▶ [Records from a dataset]

:::::

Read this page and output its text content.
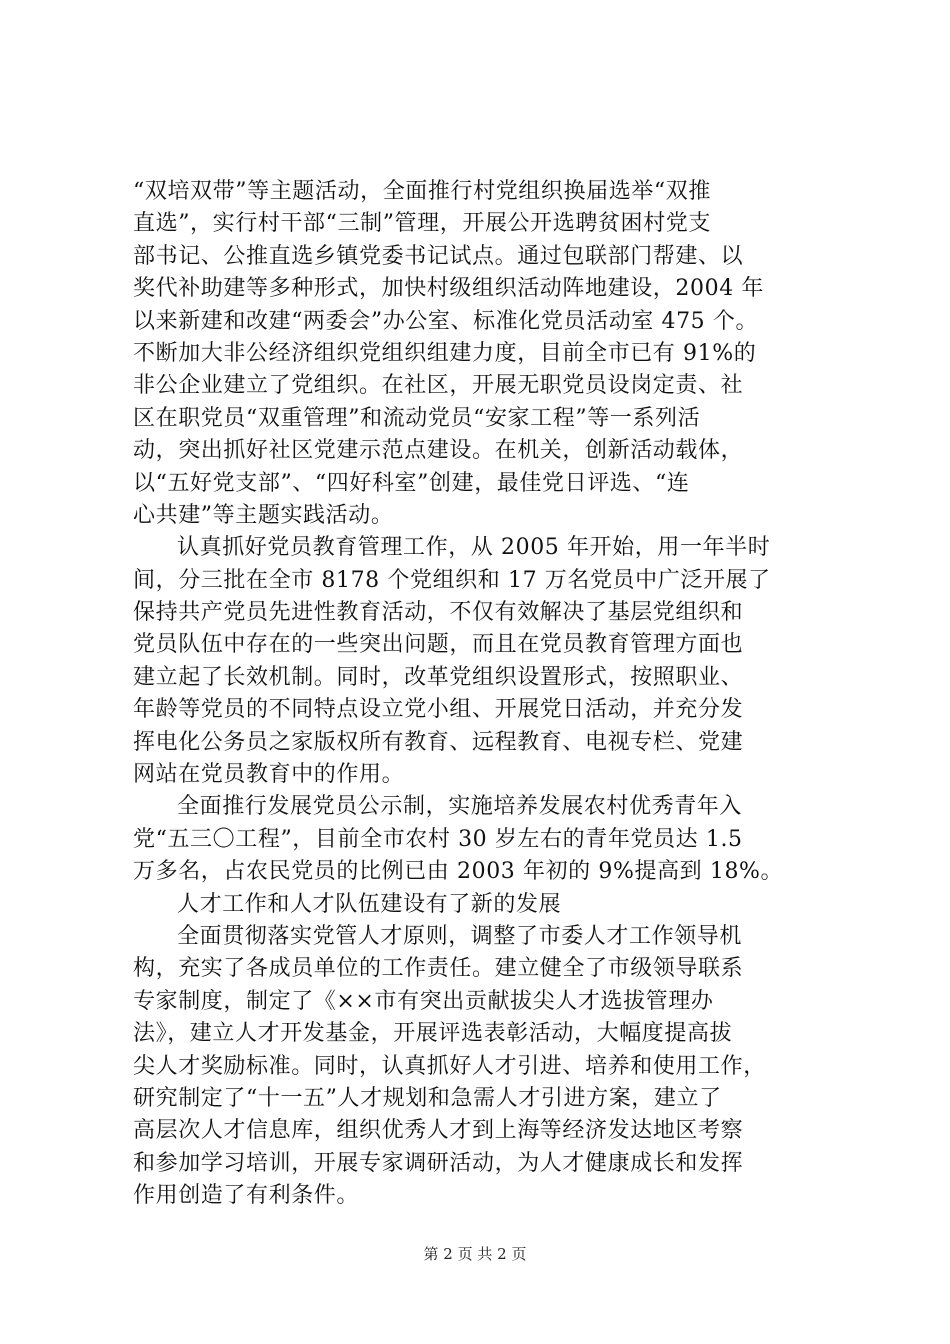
“双培双带”等主题活动，全面推行村党组织换届选举“双推
直选”，实行村干部“三制”管理，开展公开选聘贫困村党支
部书记、公推直选乡镇党委书记试点。通过包联部门帮建、以
奖代补助建等多种形式，加快村级组织活动阵地建设，2004 年
以来新建和改建“两委会”办公室、标准化党员活动室 475 个。
不断加大非公经济组织党组织组建力度，目前全市已有 91%的
非公企业建立了党组织。在社区，开展无职党员设岗定责、社
区在职党员“双重管理”和流动党员“安家工程”等一系列活
动，突出抓好社区党建示范点建设。在机关，创新活动载体，
以“五好党支部”、“四好科室”创建，最佳党日评选、“连
心共建”等主题实践活动。
认真抓好党员教育管理工作，从 2005 年开始，用一年半时
间，分三批在全市 8178 个党组织和 17 万名党员中广泛开展了
保持共产党员先进性教育活动，不仅有效解决了基层党组织和
党员队伍中存在的一些突出问题，而且在党员教育管理方面也
建立起了长效机制。同时，改革党组织设置形式，按照职业、
年龄等党员的不同特点设立党小组、开展党日活动，并充分发
挥电化公务员之家版权所有教育、远程教育、电视专栏、党建
网站在党员教育中的作用。
全面推行发展党员公示制，实施培养发展农村优秀青年入
党“五三〇工程”，目前全市农村 30 岁左右的青年党员达 1.5
万多名，占农民党员的比例已由 2003 年初的 9%提高到 18%。
人才工作和人才队伍建设有了新的发展
全面贯彻落实党管人才原则，调整了市委人才工作领导机
构，充实了各成员单位的工作责任。建立健全了市级领导联系
专家制度，制定了《××市有突出贡献拔尖人才选拔管理办
法》，建立人才开发基金，开展评选表彰活动，大幅度提高拔
尖人才奖励标准。同时，认真抓好人才引进、培养和使用工作，
研究制定了“十一五”人才规划和急需人才引进方案，建立了
高层次人才信息库，组织优秀人才到上海等经济发达地区考察
和参加学习培训，开展专家调研活动，为人才健康成长和发挥
作用创造了有利条件。
第 2 页 共 2 页
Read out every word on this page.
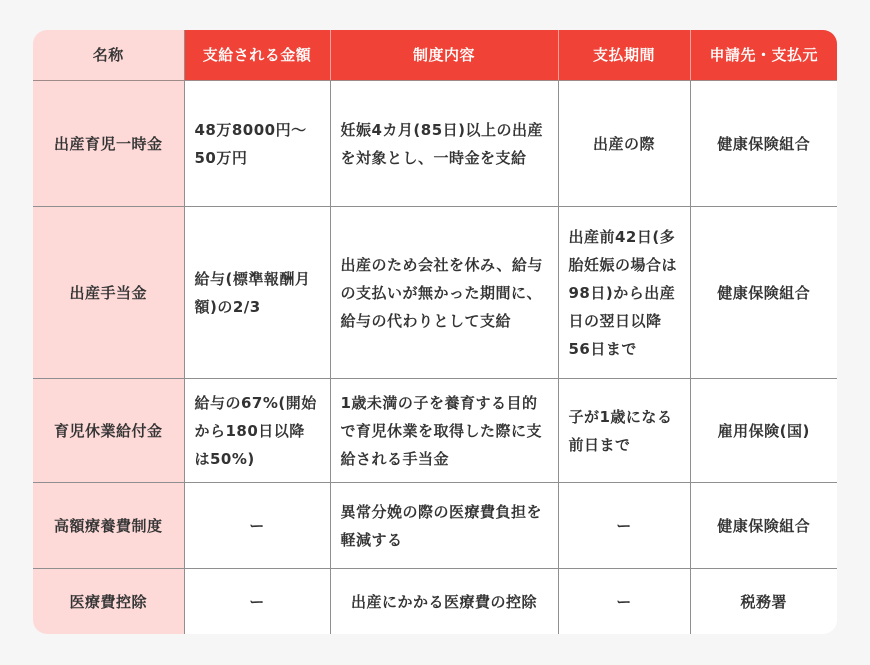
名称	支給される金額	制度内容	支払期間	申請先・支払元
出産育児一時金	48万8000円〜50万円	妊娠4カ月(85日)以上の出産を対象とし、一時金を支給	出産の際	健康保険組合
出産手当金	給与(標準報酬月額)の2/3	出産のため会社を休み、給与の支払いが無かった期間に、給与の代わりとして支給	出産前42日(多胎妊娠の場合は98日)から出産日の翌日以降56日まで	健康保険組合
育児休業給付金	給与の67%(開始から180日以降は50%)	1歳未満の子を養育する目的で育児休業を取得した際に支給される手当金	子が1歳になる前日まで	雇用保険(国)
高額療養費制度	ー	異常分娩の際の医療費負担を軽減する	ー	健康保険組合
医療費控除	ー	出産にかかる医療費の控除	ー	税務署
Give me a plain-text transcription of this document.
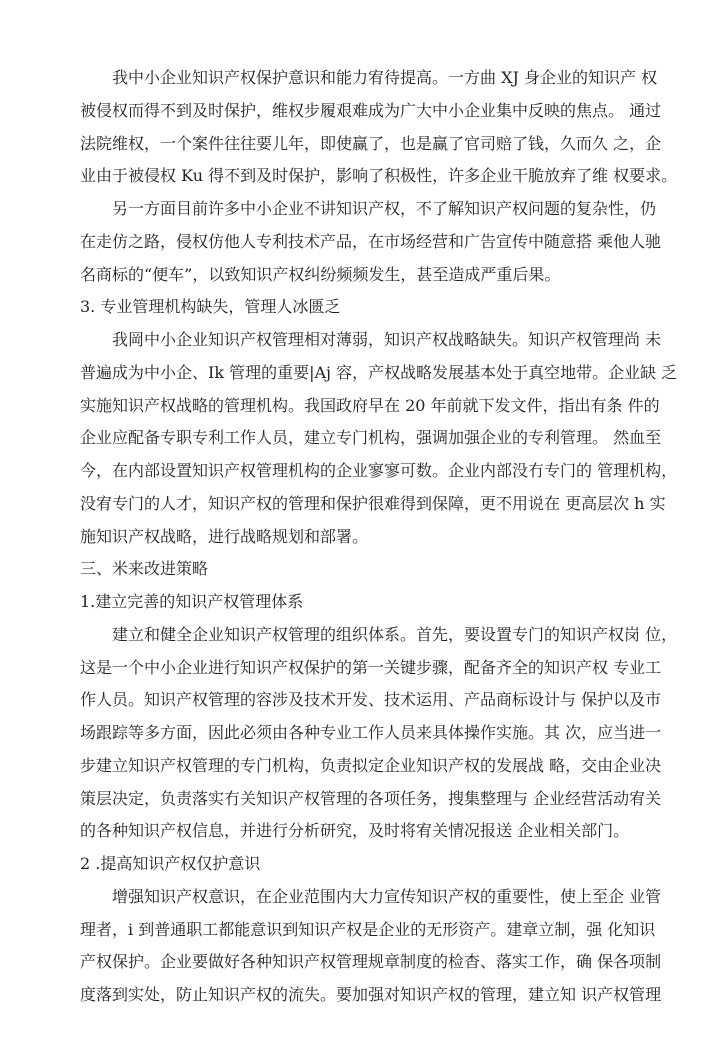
我中小企业知识产权保护意识和能力宥待提高。一方曲 XJ 身企业的知识产 权
被侵权而得不到及时保护，维权步履艰难成为广大中小企业集中反映的焦点。 通过
法院维权，一个案件往往要儿年，即使赢了，也是赢了官司赔了钱，久而久 之，企
业由于被侵权 Ku 得不到及时保护，影响了积极性，许多企业干脆放弃了维 权要求。
另一方面目前许多中小企业不讲知识产权，不了解知识产权问题的复杂性，仍
在走仿之路，侵权仿他人专利技术产品，在市场经营和广告宣传中随意搭 乘他人驰
名商标的“便车”，以致知识产权纠纷频频发生，甚至造成严重后果。
3. 专业管理机构缺失，管理人冰匮乏
我岡中小企业知识产权管理相对薄弱，知识产权战略缺失。知识产权管理尚 未
普遍成为中小企、Ik 管理的重要|Aj 容，产权战略发展基本处于真空地带。企业缺 乏
实施知识产权战略的管理机构。我国政府早在 20 年前就下发文件，指出有条 件的
企业应配备专职专利工作人员，建立专门机构，强调加强企业的专利管理。 然血至
今，在内部设置知识产权管理机构的企业寥寥可数。企业内部没冇专门的 管理机构，
没宥专门的人才，知识产权的管理和保护很难得到保障，更不用说在 更高层次 h 实
施知识产权战略，进行战略规划和部署。
三、米来改进策略
1.建立完善的知识产权管理体系
建立和健全企业知识产权管理的组织体系。首先，要设置专门的知识产权岗 位，
这是一个中小企业进行知识产权保护的第一关键步骤，配备齐全的知识产权 专业工
作人员。知识产权管理的容涉及技术开发、技术运用、产品商标设计与 保护以及市
场跟踪等多方面，因此必须由各种专业工作人员来具体操作实施。其 次，应当进一
步建立知识产权管理的专门机构，负责拟定企业知识产权的发展战 略，交由企业决
策层决定，负责落实冇关知识产权管理的各项任务，搜集整理与 企业经营活动宥关
的各种知识产权信息，并进行分析研究，及时将宥关情况报送 企业相关部门。
2 .提高知识产权仅护意识
增强知识产权意识，在企业范围内大力宣传知识产权的重要性，使上至企 业管
理者，i 到普通职工都能意识到知识产权是企业的无形资产。建章立制，强 化知识
产权保护。企业要做好各种知识产权管理规章制度的检杳、落实工作，确 保各项制
度落到实处，防止知识产权的流失。要加强对知识产权的管理，建立知 识产权管理
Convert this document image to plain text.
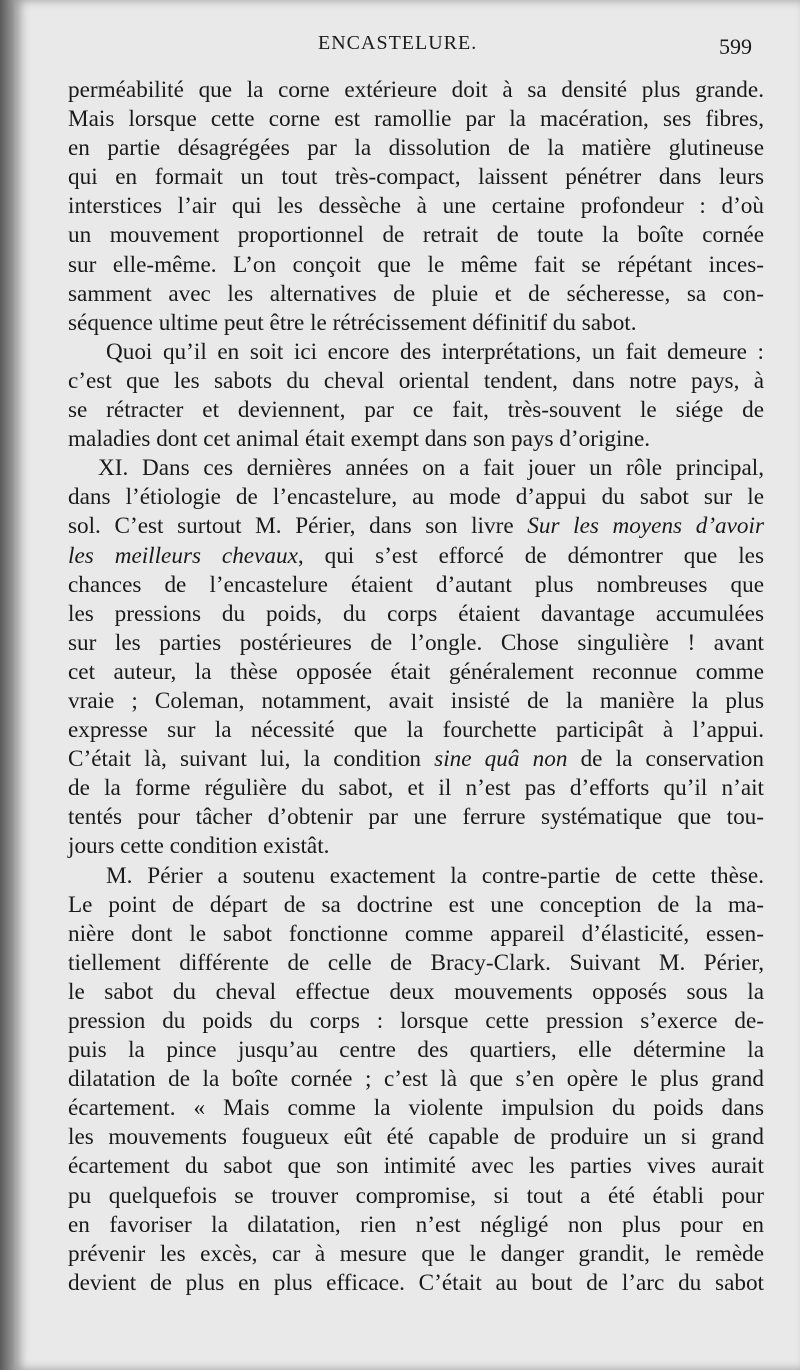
ENCASTELURE.	599
perméabilité que la corne extérieure doit à sa densité plus grande.
Mais lorsque cette corne est ramollie par la macération, ses fibres,
en partie désagrégées par la dissolution de la matière glutineuse
qui en formait un tout très-compact, laissent pénétrer dans leurs
interstices l’air qui les dessèche à une certaine profondeur : d’où
un mouvement proportionnel de retrait de toute la boîte cornée
sur elle-même. L’on conçoit que le même fait se répétant inces-
samment avec les alternatives de pluie et de sécheresse, sa con-
séquence ultime peut être le rétrécissement définitif du sabot.
Quoi qu’il en soit ici encore des interprétations, un fait demeure :
c’est que les sabots du cheval oriental tendent, dans notre pays, à
se rétracter et deviennent, par ce fait, très-souvent le siége de
maladies dont cet animal était exempt dans son pays d’origine.
XI. Dans ces dernières années on a fait jouer un rôle principal,
dans l’étiologie de l’encastelure, au mode d’appui du sabot sur le
sol. C’est surtout M. Périer, dans son livre Sur les moyens d’avoir
les meilleurs chevaux, qui s’est efforcé de démontrer que les
chances de l’encastelure étaient d’autant plus nombreuses que
les pressions du poids, du corps étaient davantage accumulées
sur les parties postérieures de l’ongle. Chose singulière ! avant
cet auteur, la thèse opposée était généralement reconnue comme
vraie ; Coleman, notamment, avait insisté de la manière la plus
expresse sur la nécessité que la fourchette participât à l’appui.
C’était là, suivant lui, la condition sine quâ non de la conservation
de la forme régulière du sabot, et il n’est pas d’efforts qu’il n’ait
tentés pour tâcher d’obtenir par une ferrure systématique que tou-
jours cette condition existât.
M. Périer a soutenu exactement la contre-partie de cette thèse.
Le point de départ de sa doctrine est une conception de la ma-
nière dont le sabot fonctionne comme appareil d’élasticité, essen-
tiellement différente de celle de Bracy-Clark. Suivant M. Périer,
le sabot du cheval effectue deux mouvements opposés sous la
pression du poids du corps : lorsque cette pression s’exerce de-
puis la pince jusqu’au centre des quartiers, elle détermine la
dilatation de la boîte cornée ; c’est là que s’en opère le plus grand
écartement. « Mais comme la violente impulsion du poids dans
les mouvements fougueux eût été capable de produire un si grand
écartement du sabot que son intimité avec les parties vives aurait
pu quelquefois se trouver compromise, si tout a été établi pour
en favoriser la dilatation, rien n’est négligé non plus pour en
prévenir les excès, car à mesure que le danger grandit, le remède
devient de plus en plus efficace. C’était au bout de l’arc du sabot
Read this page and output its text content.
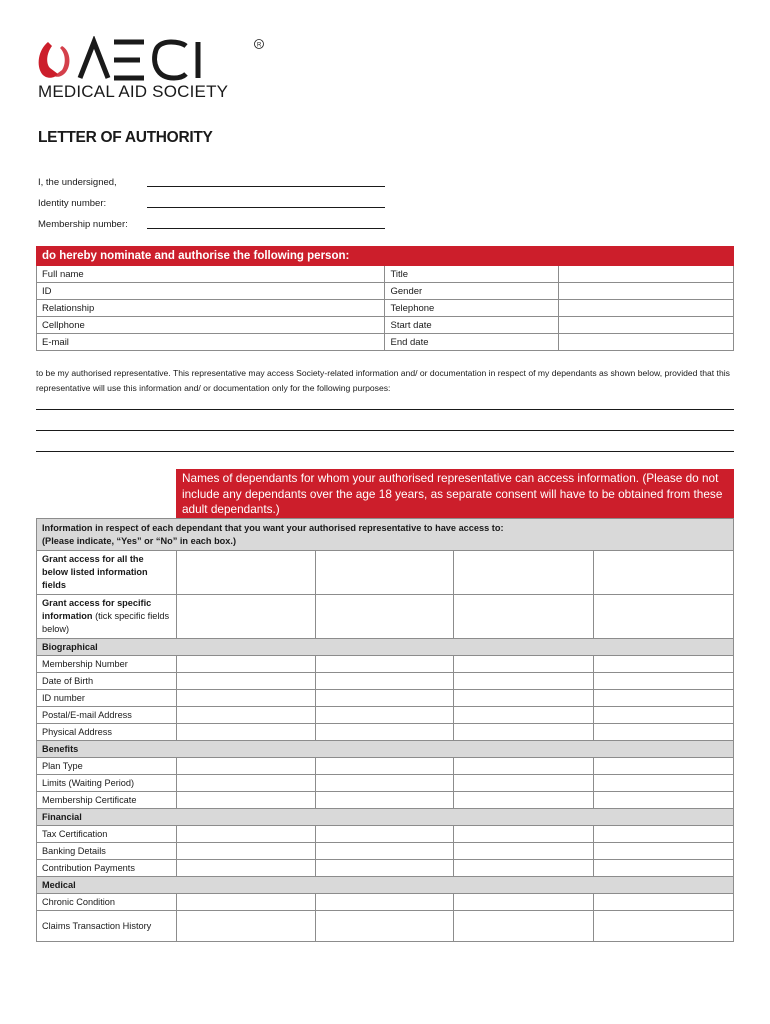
R
MEDICAL AID SOCIETY
LETTER OF AUTHORITY
I, the undersigned,
Identity number:
Membership number:
do hereby nominate and authorise the following person:		
Full name	Title	
ID	Gender	
Relationship	Telephone	
Cellphone	Start date	
E-mail	End date	
to be my authorised representative. This representative may access Society-related information and/ or documentation in respect of my dependants as shown below, provided that this representative will use this information and/ or documentation only for the following purposes:
Names of dependants for whom your authorised representative can access information. (Please do not include any dependants over the age 18 years, as separate consent will have to be obtained from these adult dependants.)
Information in respect of each dependant that you want your authorised representative to have access to:
(Please indicate, “Yes” or “No” in each box.)				

Grant access for all the below listed information fields				
Grant access for specific information (tick specific fields below)				
Biographical				
Membership Number				
Date of Birth				
ID number				
Postal/E-mail Address				
Physical Address				
Benefits				
Plan Type				
Limits (Waiting Period)				
Membership Certificate				
Financial				
Tax Certification				
Banking Details				
Contribution Payments				
Medical				
Chronic Condition				
Claims Transaction History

:::::

▶ [Task objective] Tell how many lines in the material above include the word "dependants", giving the number only.

▶ [Output for this task] 2